**EXERCISE MATERIAL**
-=-=-
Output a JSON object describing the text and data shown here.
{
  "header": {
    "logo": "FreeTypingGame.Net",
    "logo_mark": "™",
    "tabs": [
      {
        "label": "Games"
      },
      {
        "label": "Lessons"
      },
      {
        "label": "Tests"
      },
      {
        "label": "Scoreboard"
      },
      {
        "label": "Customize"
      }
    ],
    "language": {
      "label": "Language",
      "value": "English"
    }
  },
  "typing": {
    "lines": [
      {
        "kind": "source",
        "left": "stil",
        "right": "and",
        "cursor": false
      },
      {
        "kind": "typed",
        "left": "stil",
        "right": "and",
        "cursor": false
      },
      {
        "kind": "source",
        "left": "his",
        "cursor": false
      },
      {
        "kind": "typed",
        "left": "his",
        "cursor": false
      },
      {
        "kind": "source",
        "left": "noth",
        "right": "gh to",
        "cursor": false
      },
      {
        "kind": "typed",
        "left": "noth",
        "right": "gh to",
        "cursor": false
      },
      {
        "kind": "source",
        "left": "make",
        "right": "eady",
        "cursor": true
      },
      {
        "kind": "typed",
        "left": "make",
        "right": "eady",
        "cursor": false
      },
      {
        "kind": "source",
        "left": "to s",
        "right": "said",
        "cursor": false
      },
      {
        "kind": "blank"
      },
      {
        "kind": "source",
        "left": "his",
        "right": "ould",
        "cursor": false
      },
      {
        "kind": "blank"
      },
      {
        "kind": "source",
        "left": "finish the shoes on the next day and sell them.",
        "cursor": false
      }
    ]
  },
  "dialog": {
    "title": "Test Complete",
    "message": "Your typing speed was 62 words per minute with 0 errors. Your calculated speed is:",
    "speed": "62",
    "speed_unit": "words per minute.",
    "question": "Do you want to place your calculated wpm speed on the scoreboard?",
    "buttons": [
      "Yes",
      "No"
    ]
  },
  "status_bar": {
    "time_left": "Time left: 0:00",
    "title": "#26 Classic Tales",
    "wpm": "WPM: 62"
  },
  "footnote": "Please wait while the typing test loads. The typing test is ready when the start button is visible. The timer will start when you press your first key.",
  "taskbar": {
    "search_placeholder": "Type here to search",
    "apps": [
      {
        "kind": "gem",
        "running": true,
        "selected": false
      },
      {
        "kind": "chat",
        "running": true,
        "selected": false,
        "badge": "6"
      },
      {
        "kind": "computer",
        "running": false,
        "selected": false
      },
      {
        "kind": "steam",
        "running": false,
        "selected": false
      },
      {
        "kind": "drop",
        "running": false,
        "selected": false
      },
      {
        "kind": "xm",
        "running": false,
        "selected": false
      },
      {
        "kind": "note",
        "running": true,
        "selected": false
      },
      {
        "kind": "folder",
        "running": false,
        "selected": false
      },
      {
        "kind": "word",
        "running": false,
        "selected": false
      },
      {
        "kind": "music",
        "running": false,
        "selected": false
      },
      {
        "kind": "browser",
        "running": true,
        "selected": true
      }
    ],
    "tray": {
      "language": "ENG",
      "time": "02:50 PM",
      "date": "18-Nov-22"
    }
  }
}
-=-=-
**EXERCISE PROMPT**
From the entries above, copy every line that holds the word "minute".

**OUTPUT**
    "message": "Your typing speed was 62 words per minute with 0 errors. Your calculated speed is:",
    "speed_unit": "words per minute.",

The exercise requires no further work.